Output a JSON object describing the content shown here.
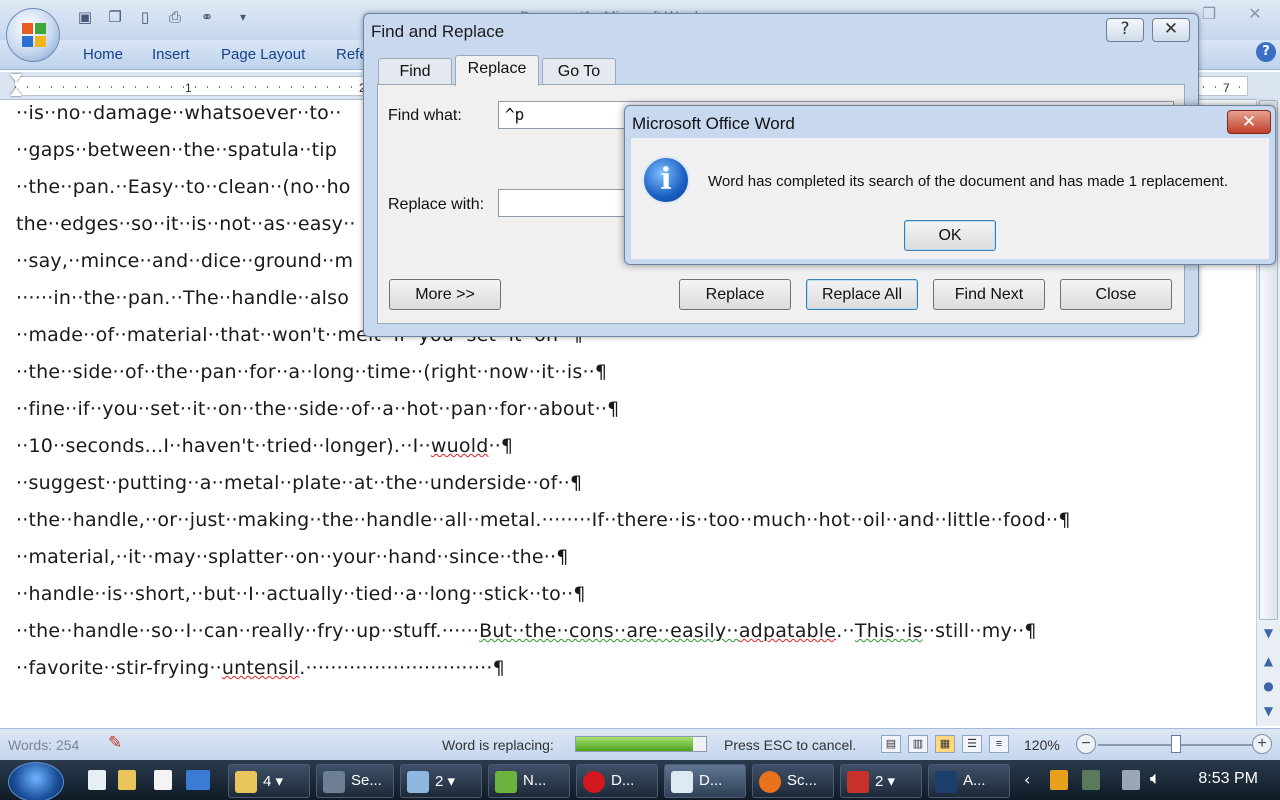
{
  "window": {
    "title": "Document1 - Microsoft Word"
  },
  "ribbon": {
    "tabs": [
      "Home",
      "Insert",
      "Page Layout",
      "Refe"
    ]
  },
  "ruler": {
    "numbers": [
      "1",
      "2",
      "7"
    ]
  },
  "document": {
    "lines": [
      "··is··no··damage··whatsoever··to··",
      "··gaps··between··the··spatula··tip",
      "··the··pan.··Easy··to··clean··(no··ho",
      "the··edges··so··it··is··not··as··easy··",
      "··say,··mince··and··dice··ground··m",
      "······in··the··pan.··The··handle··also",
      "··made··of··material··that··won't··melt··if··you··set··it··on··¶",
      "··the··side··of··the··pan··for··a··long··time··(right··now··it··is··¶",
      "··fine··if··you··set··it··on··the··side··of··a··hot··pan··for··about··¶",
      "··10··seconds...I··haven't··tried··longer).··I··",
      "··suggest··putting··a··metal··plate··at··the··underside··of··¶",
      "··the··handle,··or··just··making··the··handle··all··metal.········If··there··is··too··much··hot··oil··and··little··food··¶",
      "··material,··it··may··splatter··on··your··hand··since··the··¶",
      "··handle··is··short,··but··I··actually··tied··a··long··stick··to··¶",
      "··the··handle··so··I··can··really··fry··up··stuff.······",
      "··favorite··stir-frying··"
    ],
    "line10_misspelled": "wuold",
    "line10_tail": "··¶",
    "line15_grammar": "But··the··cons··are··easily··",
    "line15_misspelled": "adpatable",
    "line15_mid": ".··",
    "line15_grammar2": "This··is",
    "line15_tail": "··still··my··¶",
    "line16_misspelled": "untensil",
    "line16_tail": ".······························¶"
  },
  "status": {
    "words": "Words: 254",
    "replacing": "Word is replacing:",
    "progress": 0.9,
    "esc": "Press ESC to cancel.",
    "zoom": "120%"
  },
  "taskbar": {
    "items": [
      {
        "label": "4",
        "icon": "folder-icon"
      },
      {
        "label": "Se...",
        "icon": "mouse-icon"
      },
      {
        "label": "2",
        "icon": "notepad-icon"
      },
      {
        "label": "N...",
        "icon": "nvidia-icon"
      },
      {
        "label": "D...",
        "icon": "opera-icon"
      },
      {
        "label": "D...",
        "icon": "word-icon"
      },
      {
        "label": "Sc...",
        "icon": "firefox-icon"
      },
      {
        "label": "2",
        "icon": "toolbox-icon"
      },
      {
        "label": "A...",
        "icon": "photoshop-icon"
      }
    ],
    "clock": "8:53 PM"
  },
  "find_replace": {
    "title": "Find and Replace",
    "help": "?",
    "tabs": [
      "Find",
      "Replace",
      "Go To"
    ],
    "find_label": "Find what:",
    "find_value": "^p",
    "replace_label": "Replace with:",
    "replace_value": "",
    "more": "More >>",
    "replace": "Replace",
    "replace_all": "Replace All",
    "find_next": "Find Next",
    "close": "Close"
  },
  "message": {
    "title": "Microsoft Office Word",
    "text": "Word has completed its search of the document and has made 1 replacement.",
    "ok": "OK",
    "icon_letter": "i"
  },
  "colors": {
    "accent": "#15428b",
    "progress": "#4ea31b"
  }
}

...

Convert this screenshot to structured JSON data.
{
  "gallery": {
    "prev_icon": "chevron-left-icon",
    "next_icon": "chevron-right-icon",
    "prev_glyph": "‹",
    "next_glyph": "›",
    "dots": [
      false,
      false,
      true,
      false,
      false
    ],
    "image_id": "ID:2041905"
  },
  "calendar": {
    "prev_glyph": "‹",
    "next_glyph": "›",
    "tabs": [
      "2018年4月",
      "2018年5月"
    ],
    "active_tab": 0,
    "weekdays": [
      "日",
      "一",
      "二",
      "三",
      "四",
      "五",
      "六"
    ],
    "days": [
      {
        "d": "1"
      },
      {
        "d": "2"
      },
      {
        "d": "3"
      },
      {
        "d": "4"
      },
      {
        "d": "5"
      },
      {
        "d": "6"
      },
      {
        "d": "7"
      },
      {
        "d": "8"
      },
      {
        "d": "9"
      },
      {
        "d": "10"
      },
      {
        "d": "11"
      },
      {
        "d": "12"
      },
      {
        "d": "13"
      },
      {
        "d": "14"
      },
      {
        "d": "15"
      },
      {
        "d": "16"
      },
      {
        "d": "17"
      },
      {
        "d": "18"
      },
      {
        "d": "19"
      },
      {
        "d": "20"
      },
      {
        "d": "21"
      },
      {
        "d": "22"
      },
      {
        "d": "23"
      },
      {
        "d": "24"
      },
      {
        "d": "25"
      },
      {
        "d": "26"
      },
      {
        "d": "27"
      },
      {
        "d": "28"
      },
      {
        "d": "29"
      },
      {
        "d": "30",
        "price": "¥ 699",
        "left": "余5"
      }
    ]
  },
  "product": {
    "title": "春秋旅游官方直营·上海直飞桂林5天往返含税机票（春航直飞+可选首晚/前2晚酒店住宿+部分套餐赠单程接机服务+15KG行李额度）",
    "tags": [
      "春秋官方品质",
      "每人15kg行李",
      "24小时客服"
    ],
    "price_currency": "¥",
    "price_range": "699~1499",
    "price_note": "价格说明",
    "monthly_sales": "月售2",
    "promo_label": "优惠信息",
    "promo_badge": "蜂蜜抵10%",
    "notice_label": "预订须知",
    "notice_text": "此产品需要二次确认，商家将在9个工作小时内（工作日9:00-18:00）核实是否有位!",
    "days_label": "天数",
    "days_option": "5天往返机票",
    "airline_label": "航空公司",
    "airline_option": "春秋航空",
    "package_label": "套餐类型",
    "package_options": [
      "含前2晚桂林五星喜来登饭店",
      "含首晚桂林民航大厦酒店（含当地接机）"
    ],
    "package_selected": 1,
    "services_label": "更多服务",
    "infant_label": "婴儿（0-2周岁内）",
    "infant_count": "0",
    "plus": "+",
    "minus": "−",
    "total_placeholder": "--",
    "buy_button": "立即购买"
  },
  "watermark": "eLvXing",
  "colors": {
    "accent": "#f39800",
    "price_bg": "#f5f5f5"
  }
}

* EXERCISE INSTRUCTIONS *
Determine how many lines in the records contain "chevron", and reply with the number only.

* RESPONSE TO THIS EXERCISE *
2